**What you need to do:** Report how many lines of these entries hold the string "color"; reply with the number alone.

**Records about charts and figures:**
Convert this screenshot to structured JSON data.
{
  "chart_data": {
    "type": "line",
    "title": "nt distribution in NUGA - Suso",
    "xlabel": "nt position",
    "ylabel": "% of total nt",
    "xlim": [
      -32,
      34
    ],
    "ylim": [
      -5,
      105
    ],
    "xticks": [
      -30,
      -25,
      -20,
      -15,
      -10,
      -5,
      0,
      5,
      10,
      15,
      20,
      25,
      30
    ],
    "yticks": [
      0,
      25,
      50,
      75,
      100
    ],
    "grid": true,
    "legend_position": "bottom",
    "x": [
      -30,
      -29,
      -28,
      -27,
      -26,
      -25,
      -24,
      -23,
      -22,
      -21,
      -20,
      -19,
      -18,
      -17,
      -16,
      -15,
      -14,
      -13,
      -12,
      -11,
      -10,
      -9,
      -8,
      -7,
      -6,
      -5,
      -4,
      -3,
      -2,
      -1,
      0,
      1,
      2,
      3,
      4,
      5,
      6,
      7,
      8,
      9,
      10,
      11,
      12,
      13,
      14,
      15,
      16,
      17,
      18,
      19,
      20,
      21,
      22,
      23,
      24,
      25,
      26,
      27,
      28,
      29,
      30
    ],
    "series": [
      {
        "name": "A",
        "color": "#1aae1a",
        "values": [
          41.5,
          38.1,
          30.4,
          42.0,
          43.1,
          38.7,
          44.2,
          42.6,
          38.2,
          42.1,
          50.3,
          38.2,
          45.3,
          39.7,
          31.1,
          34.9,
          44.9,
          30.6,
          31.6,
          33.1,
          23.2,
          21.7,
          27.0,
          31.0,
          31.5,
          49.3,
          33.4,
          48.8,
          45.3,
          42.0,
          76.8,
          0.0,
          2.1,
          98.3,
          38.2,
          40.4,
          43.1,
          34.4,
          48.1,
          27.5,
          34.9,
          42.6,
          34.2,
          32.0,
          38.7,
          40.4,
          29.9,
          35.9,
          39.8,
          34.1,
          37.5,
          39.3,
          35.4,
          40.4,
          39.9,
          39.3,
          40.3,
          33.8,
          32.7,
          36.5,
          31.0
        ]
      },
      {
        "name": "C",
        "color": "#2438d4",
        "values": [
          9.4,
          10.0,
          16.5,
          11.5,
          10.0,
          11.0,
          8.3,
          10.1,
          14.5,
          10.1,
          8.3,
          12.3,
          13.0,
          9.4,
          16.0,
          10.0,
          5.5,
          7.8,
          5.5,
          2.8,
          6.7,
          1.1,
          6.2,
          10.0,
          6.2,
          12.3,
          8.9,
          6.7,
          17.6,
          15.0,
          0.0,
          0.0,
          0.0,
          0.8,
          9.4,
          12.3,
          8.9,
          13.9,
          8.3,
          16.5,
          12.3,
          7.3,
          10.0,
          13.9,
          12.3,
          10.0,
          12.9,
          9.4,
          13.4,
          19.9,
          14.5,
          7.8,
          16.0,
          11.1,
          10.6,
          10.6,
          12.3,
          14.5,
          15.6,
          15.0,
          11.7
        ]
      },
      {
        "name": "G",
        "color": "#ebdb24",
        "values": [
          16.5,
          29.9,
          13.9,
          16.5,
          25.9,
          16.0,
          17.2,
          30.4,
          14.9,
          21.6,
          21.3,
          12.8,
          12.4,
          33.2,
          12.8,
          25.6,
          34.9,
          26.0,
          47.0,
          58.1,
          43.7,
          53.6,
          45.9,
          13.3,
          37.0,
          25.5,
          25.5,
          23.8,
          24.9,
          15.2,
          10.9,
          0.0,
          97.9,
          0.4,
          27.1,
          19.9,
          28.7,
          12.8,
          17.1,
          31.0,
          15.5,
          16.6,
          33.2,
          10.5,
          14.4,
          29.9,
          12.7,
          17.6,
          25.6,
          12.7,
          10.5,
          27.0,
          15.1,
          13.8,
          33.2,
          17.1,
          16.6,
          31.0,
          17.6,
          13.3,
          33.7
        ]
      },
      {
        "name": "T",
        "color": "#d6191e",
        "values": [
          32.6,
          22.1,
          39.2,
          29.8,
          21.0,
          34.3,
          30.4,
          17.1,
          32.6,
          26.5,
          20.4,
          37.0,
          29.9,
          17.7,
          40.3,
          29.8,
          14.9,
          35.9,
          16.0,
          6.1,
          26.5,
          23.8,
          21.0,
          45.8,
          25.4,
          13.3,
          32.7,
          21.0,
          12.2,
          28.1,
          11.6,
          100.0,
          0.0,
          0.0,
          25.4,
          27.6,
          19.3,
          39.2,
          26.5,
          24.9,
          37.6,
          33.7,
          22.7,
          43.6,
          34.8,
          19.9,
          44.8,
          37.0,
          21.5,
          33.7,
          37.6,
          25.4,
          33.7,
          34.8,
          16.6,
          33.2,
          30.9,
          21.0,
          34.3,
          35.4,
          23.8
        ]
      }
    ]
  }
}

**Problem solution:** 4